Output the line that contains "Read out every word on this page." and every line after it to the end of the entries, with nothing added or left out.

--- Start ---

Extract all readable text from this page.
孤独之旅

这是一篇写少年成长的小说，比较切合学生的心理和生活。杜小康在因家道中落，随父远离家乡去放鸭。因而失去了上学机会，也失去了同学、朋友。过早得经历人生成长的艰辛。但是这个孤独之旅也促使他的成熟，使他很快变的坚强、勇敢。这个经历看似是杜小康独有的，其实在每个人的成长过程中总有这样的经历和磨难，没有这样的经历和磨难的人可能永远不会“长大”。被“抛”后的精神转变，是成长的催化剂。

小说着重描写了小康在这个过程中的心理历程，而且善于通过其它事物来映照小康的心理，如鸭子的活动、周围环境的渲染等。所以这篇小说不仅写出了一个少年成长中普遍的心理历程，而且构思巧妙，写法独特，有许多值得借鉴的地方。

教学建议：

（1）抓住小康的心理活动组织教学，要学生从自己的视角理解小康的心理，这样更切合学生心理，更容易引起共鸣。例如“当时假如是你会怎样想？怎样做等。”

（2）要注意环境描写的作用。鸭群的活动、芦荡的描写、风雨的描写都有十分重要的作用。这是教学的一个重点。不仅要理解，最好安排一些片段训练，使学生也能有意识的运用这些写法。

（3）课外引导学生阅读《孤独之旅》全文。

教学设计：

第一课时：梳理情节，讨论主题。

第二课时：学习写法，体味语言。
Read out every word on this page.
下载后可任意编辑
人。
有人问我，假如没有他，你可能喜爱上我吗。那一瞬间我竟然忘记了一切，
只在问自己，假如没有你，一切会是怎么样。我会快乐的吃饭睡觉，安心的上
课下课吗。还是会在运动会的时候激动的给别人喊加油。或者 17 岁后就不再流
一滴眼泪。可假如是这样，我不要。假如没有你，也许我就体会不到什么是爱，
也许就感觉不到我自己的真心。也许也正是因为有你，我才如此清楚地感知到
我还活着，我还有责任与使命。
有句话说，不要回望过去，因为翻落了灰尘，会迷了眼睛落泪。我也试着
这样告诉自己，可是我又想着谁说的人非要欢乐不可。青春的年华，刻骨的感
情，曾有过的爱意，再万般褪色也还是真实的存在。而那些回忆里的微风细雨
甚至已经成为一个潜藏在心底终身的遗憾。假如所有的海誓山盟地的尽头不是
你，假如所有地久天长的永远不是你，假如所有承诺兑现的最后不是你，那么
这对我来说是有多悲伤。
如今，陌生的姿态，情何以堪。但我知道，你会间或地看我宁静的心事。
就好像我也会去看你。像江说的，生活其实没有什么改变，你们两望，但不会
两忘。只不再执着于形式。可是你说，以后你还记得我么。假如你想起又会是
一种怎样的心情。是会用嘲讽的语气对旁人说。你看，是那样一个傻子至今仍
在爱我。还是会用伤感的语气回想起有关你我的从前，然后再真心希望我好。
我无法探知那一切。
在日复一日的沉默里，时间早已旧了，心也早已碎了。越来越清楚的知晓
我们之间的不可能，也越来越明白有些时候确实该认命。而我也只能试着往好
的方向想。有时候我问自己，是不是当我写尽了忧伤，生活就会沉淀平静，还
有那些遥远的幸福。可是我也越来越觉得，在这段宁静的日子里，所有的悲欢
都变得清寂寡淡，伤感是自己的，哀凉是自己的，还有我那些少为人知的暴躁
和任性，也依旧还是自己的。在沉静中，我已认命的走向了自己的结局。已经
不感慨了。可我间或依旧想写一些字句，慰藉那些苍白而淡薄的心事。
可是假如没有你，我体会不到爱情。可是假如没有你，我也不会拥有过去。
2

--- End ---

> **Solution**:
Read out every word on this page.
下载后可任意编辑
人。
有人问我，假如没有他，你可能喜爱上我吗。那一瞬间我竟然忘记了一切，
只在问自己，假如没有你，一切会是怎么样。我会快乐的吃饭睡觉，安心的上
课下课吗。还是会在运动会的时候激动的给别人喊加油。或者 17 岁后就不再流
一滴眼泪。可假如是这样，我不要。假如没有你，也许我就体会不到什么是爱，
也许就感觉不到我自己的真心。也许也正是因为有你，我才如此清楚地感知到
我还活着，我还有责任与使命。
有句话说，不要回望过去，因为翻落了灰尘，会迷了眼睛落泪。我也试着
这样告诉自己，可是我又想着谁说的人非要欢乐不可。青春的年华，刻骨的感
情，曾有过的爱意，再万般褪色也还是真实的存在。而那些回忆里的微风细雨
甚至已经成为一个潜藏在心底终身的遗憾。假如所有的海誓山盟地的尽头不是
你，假如所有地久天长的永远不是你，假如所有承诺兑现的最后不是你，那么
这对我来说是有多悲伤。
如今，陌生的姿态，情何以堪。但我知道，你会间或地看我宁静的心事。
就好像我也会去看你。像江说的，生活其实没有什么改变，你们两望，但不会
两忘。只不再执着于形式。可是你说，以后你还记得我么。假如你想起又会是
一种怎样的心情。是会用嘲讽的语气对旁人说。你看，是那样一个傻子至今仍
在爱我。还是会用伤感的语气回想起有关你我的从前，然后再真心希望我好。
我无法探知那一切。
在日复一日的沉默里，时间早已旧了，心也早已碎了。越来越清楚的知晓
我们之间的不可能，也越来越明白有些时候确实该认命。而我也只能试着往好
的方向想。有时候我问自己，是不是当我写尽了忧伤，生活就会沉淀平静，还
有那些遥远的幸福。可是我也越来越觉得，在这段宁静的日子里，所有的悲欢
都变得清寂寡淡，伤感是自己的，哀凉是自己的，还有我那些少为人知的暴躁
和任性，也依旧还是自己的。在沉静中，我已认命的走向了自己的结局。已经
不感慨了。可我间或依旧想写一些字句，慰藉那些苍白而淡薄的心事。
可是假如没有你，我体会不到爱情。可是假如没有你，我也不会拥有过去。
2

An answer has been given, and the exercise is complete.